Please quote the material exactly, every line of it.

Data entries
--------------------------------------------------

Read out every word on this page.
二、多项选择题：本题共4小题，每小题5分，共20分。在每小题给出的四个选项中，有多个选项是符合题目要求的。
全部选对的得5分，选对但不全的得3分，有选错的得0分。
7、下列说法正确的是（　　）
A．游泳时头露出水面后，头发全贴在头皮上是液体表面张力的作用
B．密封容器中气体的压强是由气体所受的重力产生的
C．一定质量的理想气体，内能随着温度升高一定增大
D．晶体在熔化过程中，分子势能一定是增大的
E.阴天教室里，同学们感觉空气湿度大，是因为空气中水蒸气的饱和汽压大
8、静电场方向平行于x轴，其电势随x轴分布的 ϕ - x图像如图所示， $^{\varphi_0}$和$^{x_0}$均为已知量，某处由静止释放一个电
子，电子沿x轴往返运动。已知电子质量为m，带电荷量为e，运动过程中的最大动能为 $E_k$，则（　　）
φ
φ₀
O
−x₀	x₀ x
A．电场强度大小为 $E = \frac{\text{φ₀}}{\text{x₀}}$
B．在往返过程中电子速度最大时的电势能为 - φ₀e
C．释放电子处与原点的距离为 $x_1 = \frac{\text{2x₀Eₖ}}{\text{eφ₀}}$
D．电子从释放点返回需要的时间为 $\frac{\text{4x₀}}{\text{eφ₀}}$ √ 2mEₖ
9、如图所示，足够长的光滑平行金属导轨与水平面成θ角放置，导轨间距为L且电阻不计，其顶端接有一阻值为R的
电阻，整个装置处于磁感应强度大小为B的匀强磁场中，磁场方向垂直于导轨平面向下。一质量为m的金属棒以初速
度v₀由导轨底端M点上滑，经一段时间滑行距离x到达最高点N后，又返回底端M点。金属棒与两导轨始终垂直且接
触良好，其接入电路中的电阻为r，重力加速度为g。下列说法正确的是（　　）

--------------------------------------------------

Task result:
Read out every word on this page.
二、多项选择题：本题共4小题，每小题5分，共20分。在每小题给出的四个选项中，有多个选项是符合题目要求的。
全部选对的得5分，选对但不全的得3分，有选错的得0分。
7、下列说法正确的是（　　）
A．游泳时头露出水面后，头发全贴在头皮上是液体表面张力的作用
B．密封容器中气体的压强是由气体所受的重力产生的
C．一定质量的理想气体，内能随着温度升高一定增大
D．晶体在熔化过程中，分子势能一定是增大的
E.阴天教室里，同学们感觉空气湿度大，是因为空气中水蒸气的饱和汽压大
8、静电场方向平行于x轴，其电势随x轴分布的 ϕ - x图像如图所示， $^{\varphi_0}$和$^{x_0}$均为已知量，某处由静止释放一个电
子，电子沿x轴往返运动。已知电子质量为m，带电荷量为e，运动过程中的最大动能为 $E_k$，则（　　）
φ
φ₀
O
−x₀	x₀ x
A．电场强度大小为 $E = \frac{\text{φ₀}}{\text{x₀}}$
B．在往返过程中电子速度最大时的电势能为 - φ₀e
C．释放电子处与原点的距离为 $x_1 = \frac{\text{2x₀Eₖ}}{\text{eφ₀}}$
D．电子从释放点返回需要的时间为 $\frac{\text{4x₀}}{\text{eφ₀}}$ √ 2mEₖ
9、如图所示，足够长的光滑平行金属导轨与水平面成θ角放置，导轨间距为L且电阻不计，其顶端接有一阻值为R的
电阻，整个装置处于磁感应强度大小为B的匀强磁场中，磁场方向垂直于导轨平面向下。一质量为m的金属棒以初速
度v₀由导轨底端M点上滑，经一段时间滑行距离x到达最高点N后，又返回底端M点。金属棒与两导轨始终垂直且接
触良好，其接入电路中的电阻为r，重力加速度为g。下列说法正确的是（　　）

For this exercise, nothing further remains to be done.